═══ Source records

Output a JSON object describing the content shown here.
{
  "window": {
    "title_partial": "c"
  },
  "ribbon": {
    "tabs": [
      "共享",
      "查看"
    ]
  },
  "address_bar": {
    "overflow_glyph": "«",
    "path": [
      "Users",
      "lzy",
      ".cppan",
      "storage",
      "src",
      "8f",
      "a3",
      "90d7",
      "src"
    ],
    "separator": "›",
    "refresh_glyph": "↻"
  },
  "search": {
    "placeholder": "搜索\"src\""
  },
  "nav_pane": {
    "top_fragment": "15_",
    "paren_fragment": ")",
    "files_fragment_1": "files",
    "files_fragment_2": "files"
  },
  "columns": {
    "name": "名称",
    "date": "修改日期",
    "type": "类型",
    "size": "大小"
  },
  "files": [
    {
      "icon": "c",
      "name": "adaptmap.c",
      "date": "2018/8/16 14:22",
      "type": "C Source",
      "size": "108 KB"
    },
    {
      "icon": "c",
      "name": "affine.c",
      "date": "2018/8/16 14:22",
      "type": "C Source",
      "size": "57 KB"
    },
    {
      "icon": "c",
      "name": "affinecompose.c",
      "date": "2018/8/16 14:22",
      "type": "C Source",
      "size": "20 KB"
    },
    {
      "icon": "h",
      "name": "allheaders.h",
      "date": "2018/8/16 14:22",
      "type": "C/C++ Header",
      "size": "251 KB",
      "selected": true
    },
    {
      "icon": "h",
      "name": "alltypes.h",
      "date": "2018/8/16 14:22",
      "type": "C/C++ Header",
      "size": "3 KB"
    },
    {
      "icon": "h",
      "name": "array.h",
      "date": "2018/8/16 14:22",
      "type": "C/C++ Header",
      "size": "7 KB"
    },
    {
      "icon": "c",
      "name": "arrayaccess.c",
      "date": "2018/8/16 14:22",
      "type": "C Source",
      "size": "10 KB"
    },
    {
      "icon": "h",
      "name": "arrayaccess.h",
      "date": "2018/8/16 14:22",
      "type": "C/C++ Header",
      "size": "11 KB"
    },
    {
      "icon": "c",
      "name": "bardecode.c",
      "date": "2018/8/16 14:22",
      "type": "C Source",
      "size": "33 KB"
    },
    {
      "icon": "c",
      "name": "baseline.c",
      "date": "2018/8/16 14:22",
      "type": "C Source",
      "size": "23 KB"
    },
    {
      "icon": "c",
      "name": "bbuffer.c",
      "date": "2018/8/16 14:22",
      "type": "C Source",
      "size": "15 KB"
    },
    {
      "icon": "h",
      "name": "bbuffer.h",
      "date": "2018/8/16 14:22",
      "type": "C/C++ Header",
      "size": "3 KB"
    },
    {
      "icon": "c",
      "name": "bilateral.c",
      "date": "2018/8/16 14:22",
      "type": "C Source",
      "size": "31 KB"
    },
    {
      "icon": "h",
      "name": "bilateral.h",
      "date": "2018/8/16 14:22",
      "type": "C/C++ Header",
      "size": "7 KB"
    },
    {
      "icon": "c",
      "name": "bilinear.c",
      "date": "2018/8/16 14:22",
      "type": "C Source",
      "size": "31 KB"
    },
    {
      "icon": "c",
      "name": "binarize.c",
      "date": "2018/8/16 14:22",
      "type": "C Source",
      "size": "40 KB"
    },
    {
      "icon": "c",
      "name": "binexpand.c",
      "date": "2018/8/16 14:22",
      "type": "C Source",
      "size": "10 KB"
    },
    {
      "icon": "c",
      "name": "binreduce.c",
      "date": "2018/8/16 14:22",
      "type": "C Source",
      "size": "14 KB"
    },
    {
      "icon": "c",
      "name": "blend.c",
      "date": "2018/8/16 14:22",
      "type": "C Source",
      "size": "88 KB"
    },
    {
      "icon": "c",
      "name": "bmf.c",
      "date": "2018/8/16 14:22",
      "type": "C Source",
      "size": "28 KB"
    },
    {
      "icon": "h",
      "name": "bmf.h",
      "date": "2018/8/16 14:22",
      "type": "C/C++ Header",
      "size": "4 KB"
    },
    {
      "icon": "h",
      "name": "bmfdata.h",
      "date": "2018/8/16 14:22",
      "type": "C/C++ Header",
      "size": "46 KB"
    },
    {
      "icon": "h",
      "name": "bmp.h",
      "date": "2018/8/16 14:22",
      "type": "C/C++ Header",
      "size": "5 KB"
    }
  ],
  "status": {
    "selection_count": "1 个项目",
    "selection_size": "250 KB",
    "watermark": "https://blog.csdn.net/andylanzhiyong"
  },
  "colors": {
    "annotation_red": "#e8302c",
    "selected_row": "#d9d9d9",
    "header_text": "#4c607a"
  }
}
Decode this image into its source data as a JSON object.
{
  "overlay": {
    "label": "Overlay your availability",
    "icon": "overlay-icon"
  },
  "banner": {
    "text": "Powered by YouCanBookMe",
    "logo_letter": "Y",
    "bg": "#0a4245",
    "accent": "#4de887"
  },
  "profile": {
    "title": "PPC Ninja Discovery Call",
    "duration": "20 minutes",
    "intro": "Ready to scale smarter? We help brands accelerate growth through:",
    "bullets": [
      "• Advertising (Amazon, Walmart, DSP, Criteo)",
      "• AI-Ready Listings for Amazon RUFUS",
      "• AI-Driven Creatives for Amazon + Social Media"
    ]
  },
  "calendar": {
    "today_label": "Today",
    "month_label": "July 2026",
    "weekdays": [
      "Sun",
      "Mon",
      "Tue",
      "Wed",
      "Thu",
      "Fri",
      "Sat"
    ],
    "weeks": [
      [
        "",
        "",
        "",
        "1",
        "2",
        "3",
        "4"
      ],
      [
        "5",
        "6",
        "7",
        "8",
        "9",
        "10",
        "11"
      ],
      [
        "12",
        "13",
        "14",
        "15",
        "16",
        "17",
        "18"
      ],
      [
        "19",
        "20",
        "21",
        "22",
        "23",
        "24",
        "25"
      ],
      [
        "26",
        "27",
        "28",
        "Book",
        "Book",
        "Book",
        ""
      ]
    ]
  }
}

══════

** What is being asked **
Provide an exact reproduction of all the entries shown above.

** Result **
Output a JSON object describing the content shown here.
{
  "window": {
    "title_partial": "c"
  },
  "ribbon": {
    "tabs": [
      "共享",
      "查看"
    ]
  },
  "address_bar": {
    "overflow_glyph": "«",
    "path": [
      "Users",
      "lzy",
      ".cppan",
      "storage",
      "src",
      "8f",
      "a3",
      "90d7",
      "src"
    ],
    "separator": "›",
    "refresh_glyph": "↻"
  },
  "search": {
    "placeholder": "搜索\"src\""
  },
  "nav_pane": {
    "top_fragment": "15_",
    "paren_fragment": ")",
    "files_fragment_1": "files",
    "files_fragment_2": "files"
  },
  "columns": {
    "name": "名称",
    "date": "修改日期",
    "type": "类型",
    "size": "大小"
  },
  "files": [
    {
      "icon": "c",
      "name": "adaptmap.c",
      "date": "2018/8/16 14:22",
      "type": "C Source",
      "size": "108 KB"
    },
    {
      "icon": "c",
      "name": "affine.c",
      "date": "2018/8/16 14:22",
      "type": "C Source",
      "size": "57 KB"
    },
    {
      "icon": "c",
      "name": "affinecompose.c",
      "date": "2018/8/16 14:22",
      "type": "C Source",
      "size": "20 KB"
    },
    {
      "icon": "h",
      "name": "allheaders.h",
      "date": "2018/8/16 14:22",
      "type": "C/C++ Header",
      "size": "251 KB",
      "selected": true
    },
    {
      "icon": "h",
      "name": "alltypes.h",
      "date": "2018/8/16 14:22",
      "type": "C/C++ Header",
      "size": "3 KB"
    },
    {
      "icon": "h",
      "name": "array.h",
      "date": "2018/8/16 14:22",
      "type": "C/C++ Header",
      "size": "7 KB"
    },
    {
      "icon": "c",
      "name": "arrayaccess.c",
      "date": "2018/8/16 14:22",
      "type": "C Source",
      "size": "10 KB"
    },
    {
      "icon": "h",
      "name": "arrayaccess.h",
      "date": "2018/8/16 14:22",
      "type": "C/C++ Header",
      "size": "11 KB"
    },
    {
      "icon": "c",
      "name": "bardecode.c",
      "date": "2018/8/16 14:22",
      "type": "C Source",
      "size": "33 KB"
    },
    {
      "icon": "c",
      "name": "baseline.c",
      "date": "2018/8/16 14:22",
      "type": "C Source",
      "size": "23 KB"
    },
    {
      "icon": "c",
      "name": "bbuffer.c",
      "date": "2018/8/16 14:22",
      "type": "C Source",
      "size": "15 KB"
    },
    {
      "icon": "h",
      "name": "bbuffer.h",
      "date": "2018/8/16 14:22",
      "type": "C/C++ Header",
      "size": "3 KB"
    },
    {
      "icon": "c",
      "name": "bilateral.c",
      "date": "2018/8/16 14:22",
      "type": "C Source",
      "size": "31 KB"
    },
    {
      "icon": "h",
      "name": "bilateral.h",
      "date": "2018/8/16 14:22",
      "type": "C/C++ Header",
      "size": "7 KB"
    },
    {
      "icon": "c",
      "name": "bilinear.c",
      "date": "2018/8/16 14:22",
      "type": "C Source",
      "size": "31 KB"
    },
    {
      "icon": "c",
      "name": "binarize.c",
      "date": "2018/8/16 14:22",
      "type": "C Source",
      "size": "40 KB"
    },
    {
      "icon": "c",
      "name": "binexpand.c",
      "date": "2018/8/16 14:22",
      "type": "C Source",
      "size": "10 KB"
    },
    {
      "icon": "c",
      "name": "binreduce.c",
      "date": "2018/8/16 14:22",
      "type": "C Source",
      "size": "14 KB"
    },
    {
      "icon": "c",
      "name": "blend.c",
      "date": "2018/8/16 14:22",
      "type": "C Source",
      "size": "88 KB"
    },
    {
      "icon": "c",
      "name": "bmf.c",
      "date": "2018/8/16 14:22",
      "type": "C Source",
      "size": "28 KB"
    },
    {
      "icon": "h",
      "name": "bmf.h",
      "date": "2018/8/16 14:22",
      "type": "C/C++ Header",
      "size": "4 KB"
    },
    {
      "icon": "h",
      "name": "bmfdata.h",
      "date": "2018/8/16 14:22",
      "type": "C/C++ Header",
      "size": "46 KB"
    },
    {
      "icon": "h",
      "name": "bmp.h",
      "date": "2018/8/16 14:22",
      "type": "C/C++ Header",
      "size": "5 KB"
    }
  ],
  "status": {
    "selection_count": "1 个项目",
    "selection_size": "250 KB",
    "watermark": "https://blog.csdn.net/andylanzhiyong"
  },
  "colors": {
    "annotation_red": "#e8302c",
    "selected_row": "#d9d9d9",
    "header_text": "#4c607a"
  }
}
Decode this image into its source data as a JSON object.
{
  "overlay": {
    "label": "Overlay your availability",
    "icon": "overlay-icon"
  },
  "banner": {
    "text": "Powered by YouCanBookMe",
    "logo_letter": "Y",
    "bg": "#0a4245",
    "accent": "#4de887"
  },
  "profile": {
    "title": "PPC Ninja Discovery Call",
    "duration": "20 minutes",
    "intro": "Ready to scale smarter? We help brands accelerate growth through:",
    "bullets": [
      "• Advertising (Amazon, Walmart, DSP, Criteo)",
      "• AI-Ready Listings for Amazon RUFUS",
      "• AI-Driven Creatives for Amazon + Social Media"
    ]
  },
  "calendar": {
    "today_label": "Today",
    "month_label": "July 2026",
    "weekdays": [
      "Sun",
      "Mon",
      "Tue",
      "Wed",
      "Thu",
      "Fri",
      "Sat"
    ],
    "weeks": [
      [
        "",
        "",
        "",
        "1",
        "2",
        "3",
        "4"
      ],
      [
        "5",
        "6",
        "7",
        "8",
        "9",
        "10",
        "11"
      ],
      [
        "12",
        "13",
        "14",
        "15",
        "16",
        "17",
        "18"
      ],
      [
        "19",
        "20",
        "21",
        "22",
        "23",
        "24",
        "25"
      ],
      [
        "26",
        "27",
        "28",
        "Book",
        "Book",
        "Book",
        ""
      ]
    ]
  }
}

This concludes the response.